Stated problem | Below are some records. Pull every line that contains the word "United".

Data provided |
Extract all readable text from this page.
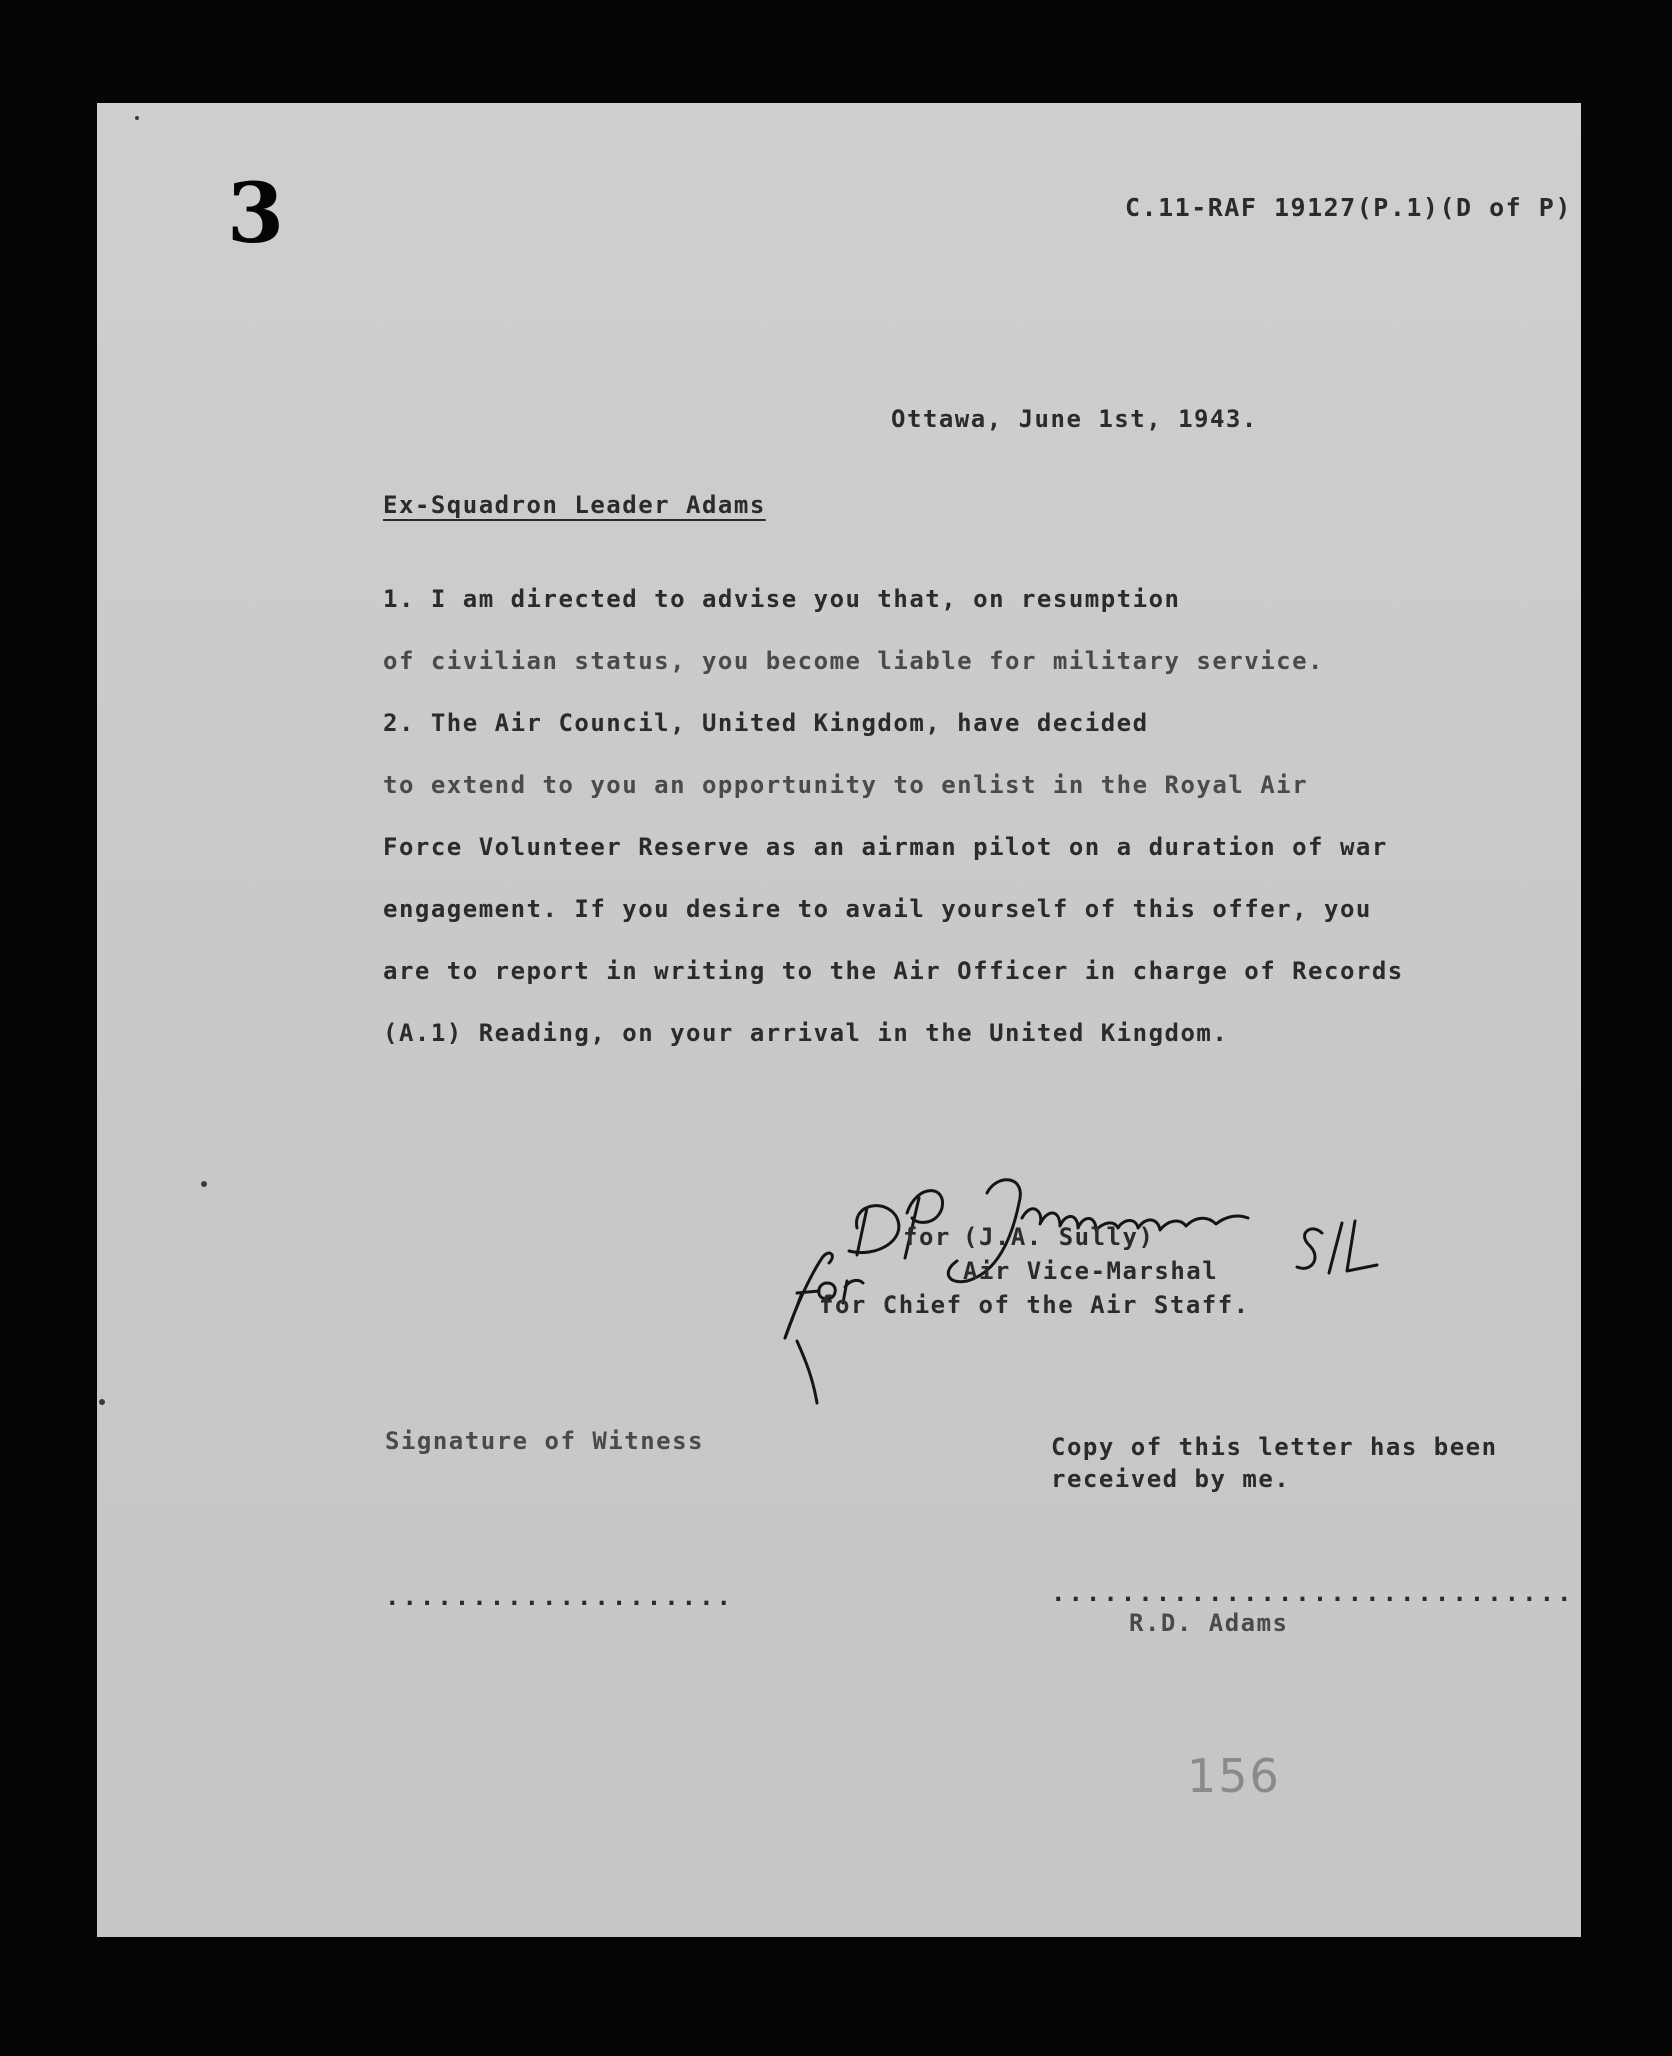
3	C.11-RAF 19127(P.1)(D of P)
Ottawa, June 1st, 1943.
Ex-Squadron Leader Adams
1. I am directed to advise you that, on resumption
of civilian status, you become liable for military service.
2. The Air Council, United Kingdom, have decided
to extend to you an opportunity to enlist in the Royal Air
Force Volunteer Reserve as an airman pilot on a duration of war
engagement. If you desire to avail yourself of this offer, you
are to report in writing to the Air Officer in charge of Records
(A.1) Reading, on your arrival in the United Kingdom.
for (J.A. Sully)
Air Vice-Marshal
for Chief of the Air Staff.
Signature of Witness
....................
Copy of this letter has been
received by me.
..............................
R.D. Adams
156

Task output |
2. The Air Council, United Kingdom, have decided
(A.1) Reading, on your arrival in the United Kingdom.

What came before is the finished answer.